* OBJECTIVE:
Gather the lines that hold the string "podporu".

--------

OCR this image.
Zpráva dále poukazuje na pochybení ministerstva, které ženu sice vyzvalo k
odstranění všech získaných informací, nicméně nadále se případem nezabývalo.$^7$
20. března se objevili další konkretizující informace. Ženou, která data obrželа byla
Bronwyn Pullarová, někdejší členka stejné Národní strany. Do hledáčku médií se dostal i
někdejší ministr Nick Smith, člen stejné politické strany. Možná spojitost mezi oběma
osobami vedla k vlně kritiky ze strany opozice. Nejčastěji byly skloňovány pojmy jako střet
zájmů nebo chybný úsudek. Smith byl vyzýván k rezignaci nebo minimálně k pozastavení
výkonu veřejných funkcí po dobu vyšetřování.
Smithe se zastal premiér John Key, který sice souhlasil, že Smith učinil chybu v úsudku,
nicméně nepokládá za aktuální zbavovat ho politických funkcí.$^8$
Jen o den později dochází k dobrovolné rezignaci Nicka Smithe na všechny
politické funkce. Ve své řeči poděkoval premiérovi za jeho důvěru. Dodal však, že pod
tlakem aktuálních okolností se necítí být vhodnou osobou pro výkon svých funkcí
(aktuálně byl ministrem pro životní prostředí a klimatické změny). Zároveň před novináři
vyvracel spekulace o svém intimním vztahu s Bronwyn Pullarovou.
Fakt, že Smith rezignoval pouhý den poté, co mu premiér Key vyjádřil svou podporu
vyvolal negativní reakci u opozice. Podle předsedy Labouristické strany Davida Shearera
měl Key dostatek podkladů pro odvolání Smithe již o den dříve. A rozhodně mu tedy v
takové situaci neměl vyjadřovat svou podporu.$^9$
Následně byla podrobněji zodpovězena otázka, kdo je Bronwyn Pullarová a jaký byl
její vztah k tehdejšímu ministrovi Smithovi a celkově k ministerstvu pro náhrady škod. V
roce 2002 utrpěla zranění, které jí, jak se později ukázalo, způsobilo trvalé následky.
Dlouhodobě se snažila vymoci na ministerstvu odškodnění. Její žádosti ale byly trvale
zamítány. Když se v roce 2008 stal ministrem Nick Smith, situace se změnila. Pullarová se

--------

* THE RESULT:
Fakt, že Smith rezignoval pouhý den poté, co mu premiér Key vyjádřil svou podporu
takové situaci neměl vyjadřovat svou podporu.$^9$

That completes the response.